» **PROVIDED RECORDS**
= = =
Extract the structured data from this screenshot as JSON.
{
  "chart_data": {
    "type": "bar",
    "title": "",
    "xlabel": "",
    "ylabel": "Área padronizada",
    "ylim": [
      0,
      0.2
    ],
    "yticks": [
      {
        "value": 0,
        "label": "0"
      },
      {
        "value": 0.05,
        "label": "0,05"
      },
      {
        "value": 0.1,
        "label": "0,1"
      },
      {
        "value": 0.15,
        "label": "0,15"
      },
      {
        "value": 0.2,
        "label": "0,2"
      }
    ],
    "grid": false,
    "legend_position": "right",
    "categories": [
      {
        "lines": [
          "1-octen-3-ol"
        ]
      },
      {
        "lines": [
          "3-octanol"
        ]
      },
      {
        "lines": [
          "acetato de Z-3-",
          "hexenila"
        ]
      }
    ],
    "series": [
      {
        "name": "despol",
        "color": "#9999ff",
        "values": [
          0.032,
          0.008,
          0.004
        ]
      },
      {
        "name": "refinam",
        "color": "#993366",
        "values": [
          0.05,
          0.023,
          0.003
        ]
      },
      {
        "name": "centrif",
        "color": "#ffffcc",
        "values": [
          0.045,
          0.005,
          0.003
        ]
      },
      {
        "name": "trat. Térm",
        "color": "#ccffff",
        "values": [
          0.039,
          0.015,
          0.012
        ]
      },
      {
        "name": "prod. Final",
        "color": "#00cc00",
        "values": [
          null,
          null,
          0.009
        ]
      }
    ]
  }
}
= = =
» **STATED TASK**
Collect from the data above every line that includes "color".

» **REPLY**
        "color": "#9999ff",
        "color": "#993366",
        "color": "#ffffcc",
        "color": "#ccffff",
        "color": "#00cc00",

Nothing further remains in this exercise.